Work request :: Every entry below needs to be copied exactly.

Entries from a page text collection
************

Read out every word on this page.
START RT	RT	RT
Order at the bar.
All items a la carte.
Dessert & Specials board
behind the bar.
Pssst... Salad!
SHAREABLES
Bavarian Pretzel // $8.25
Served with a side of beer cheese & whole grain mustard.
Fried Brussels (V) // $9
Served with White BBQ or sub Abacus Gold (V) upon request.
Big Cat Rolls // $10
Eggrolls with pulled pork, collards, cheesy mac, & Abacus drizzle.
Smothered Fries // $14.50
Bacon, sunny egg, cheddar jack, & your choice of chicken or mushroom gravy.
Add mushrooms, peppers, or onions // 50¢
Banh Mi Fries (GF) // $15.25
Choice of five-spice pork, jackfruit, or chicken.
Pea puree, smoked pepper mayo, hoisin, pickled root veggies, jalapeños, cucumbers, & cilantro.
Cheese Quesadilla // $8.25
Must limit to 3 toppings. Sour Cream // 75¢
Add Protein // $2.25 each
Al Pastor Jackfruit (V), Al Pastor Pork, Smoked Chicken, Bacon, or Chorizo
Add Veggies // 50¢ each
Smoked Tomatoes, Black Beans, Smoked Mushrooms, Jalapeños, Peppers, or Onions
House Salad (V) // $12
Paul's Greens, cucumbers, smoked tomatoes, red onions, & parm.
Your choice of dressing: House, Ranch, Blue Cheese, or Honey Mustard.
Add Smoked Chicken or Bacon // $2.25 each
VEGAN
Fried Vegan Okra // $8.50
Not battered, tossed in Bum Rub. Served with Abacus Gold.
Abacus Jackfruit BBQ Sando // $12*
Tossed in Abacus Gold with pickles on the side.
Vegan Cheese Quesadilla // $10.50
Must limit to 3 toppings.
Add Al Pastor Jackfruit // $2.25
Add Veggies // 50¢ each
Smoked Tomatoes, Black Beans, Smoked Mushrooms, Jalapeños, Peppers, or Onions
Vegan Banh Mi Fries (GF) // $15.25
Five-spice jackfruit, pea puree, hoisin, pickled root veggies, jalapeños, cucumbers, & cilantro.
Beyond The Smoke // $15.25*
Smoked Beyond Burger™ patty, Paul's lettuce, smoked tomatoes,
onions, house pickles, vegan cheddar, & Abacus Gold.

************

Result ::
Read out every word on this page.
START RT	RT	RT
Order at the bar.
All items a la carte.
Dessert & Specials board
behind the bar.
Pssst... Salad!
SHAREABLES
Bavarian Pretzel // $8.25
Served with a side of beer cheese & whole grain mustard.
Fried Brussels (V) // $9
Served with White BBQ or sub Abacus Gold (V) upon request.
Big Cat Rolls // $10
Eggrolls with pulled pork, collards, cheesy mac, & Abacus drizzle.
Smothered Fries // $14.50
Bacon, sunny egg, cheddar jack, & your choice of chicken or mushroom gravy.
Add mushrooms, peppers, or onions // 50¢
Banh Mi Fries (GF) // $15.25
Choice of five-spice pork, jackfruit, or chicken.
Pea puree, smoked pepper mayo, hoisin, pickled root veggies, jalapeños, cucumbers, & cilantro.
Cheese Quesadilla // $8.25
Must limit to 3 toppings. Sour Cream // 75¢
Add Protein // $2.25 each
Al Pastor Jackfruit (V), Al Pastor Pork, Smoked Chicken, Bacon, or Chorizo
Add Veggies // 50¢ each
Smoked Tomatoes, Black Beans, Smoked Mushrooms, Jalapeños, Peppers, or Onions
House Salad (V) // $12
Paul's Greens, cucumbers, smoked tomatoes, red onions, & parm.
Your choice of dressing: House, Ranch, Blue Cheese, or Honey Mustard.
Add Smoked Chicken or Bacon // $2.25 each
VEGAN
Fried Vegan Okra // $8.50
Not battered, tossed in Bum Rub. Served with Abacus Gold.
Abacus Jackfruit BBQ Sando // $12*
Tossed in Abacus Gold with pickles on the side.
Vegan Cheese Quesadilla // $10.50
Must limit to 3 toppings.
Add Al Pastor Jackfruit // $2.25
Add Veggies // 50¢ each
Smoked Tomatoes, Black Beans, Smoked Mushrooms, Jalapeños, Peppers, or Onions
Vegan Banh Mi Fries (GF) // $15.25
Five-spice jackfruit, pea puree, hoisin, pickled root veggies, jalapeños, cucumbers, & cilantro.
Beyond The Smoke // $15.25*
Smoked Beyond Burger™ patty, Paul's lettuce, smoked tomatoes,
onions, house pickles, vegan cheddar, & Abacus Gold.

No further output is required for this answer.